··· GIVEN TEXT ···

Since that date there has been no further problem. There were, in the words of the noble Lord, Lord Williams, failures in the past, but in May of last year the Court of Appeal put them right. It is very rare indeed for a defendant to seek to cross-examine himself. Most of them have the good sense to use a trained advocate and, apart from those two cases, I know of no instance where a defendant has intimidated witnesses in that way since. It may be said that public perception is that this happens frequently and so victims are discouraged from coming forward to give evidence. If that is the public perception it is a misconception, and legislation, particularly where it takes away a basic right from the defence, should not be based upon public misconception.

The remedy surely is to acquaint the public with the facts, which are two cases only and action by the Court of Appeal, since when no further problems have arisen. It may be said that victims need to be reassured that this cannot happen and that an attacker will not be permitted to cross-examine. I am sure that many more potential witnesses would be encouraged to come forward if they could be reassured that no one would cross-examine them or question their account at all. But cross-examination is, as we all recognise, a safeguard--indeed the main safeguard--for the wrongly accused against false conviction.

Amendment No. 92, in my name, does not go as far as others in this group. It merely asks that Clause 33 shall not come into force unless and until the Secretary of State, in the light of experience, certifies that it is necessary to protect witnesses. There is no evidence that that is the case today. If the position changes later he can say so, and have his way. It is a very modest amendment and I hope it is one which will find favour. As the noble and learned Lord the Lord Chief Justice said at Second Reading, it is surely wise to wait and see if a further remedy is needed before depriving judges of the discretion to control proceedings in their courts, fortified as they are now by the judgment of the Court of Appeal, in the way that they think best.

··· DATASET EXTRACT ···

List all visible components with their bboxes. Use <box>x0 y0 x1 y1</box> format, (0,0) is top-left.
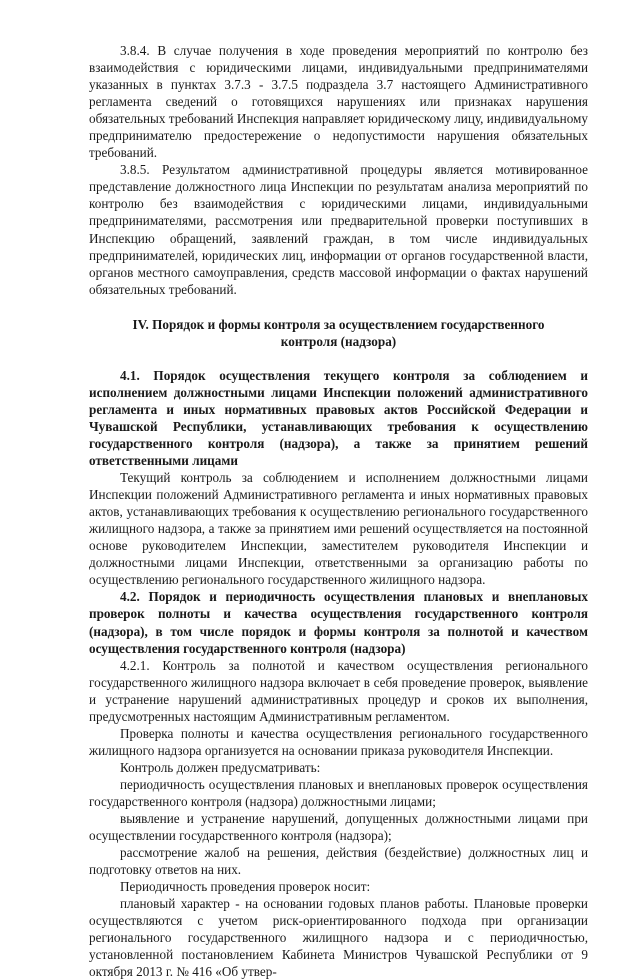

···

— INSTRUCTIONS —
(a) According to the speech, what does Amendment No. 92 ask?
(b) List every individual whom the speech identifies by name or by official title.
(c) Reproduce the passage of the speech starting with "Since that date" and going on through "upon public misconception.".

— OUTPUTS BY TASK —
(a) It asks that Clause 33 shall not come into force unless and until the Secretary of State, in the light of experience, certifies that it is necessary to protect witnesses.

(b)
- the noble Lord, Lord Williams
- the Secretary of State
- the noble and learned Lord the Lord Chief Justice

(c)
Since that date there has been no further problem. There were, in the words of the noble Lord, Lord Williams, failures in the past, but in May of last year the Court of Appeal put them right. It is very rare indeed for a defendant to seek to cross-examine himself. Most of them have the good sense to use a trained advocate and, apart from those two cases, I know of no instance where a defendant has intimidated witnesses in that way since. It may be said that public perception is that this happens frequently and so victims are discouraged from coming forward to give evidence. If that is the public perception it is a misconception, and legislation, particularly where it takes away a basic right from the defence, should not be based upon public misconception.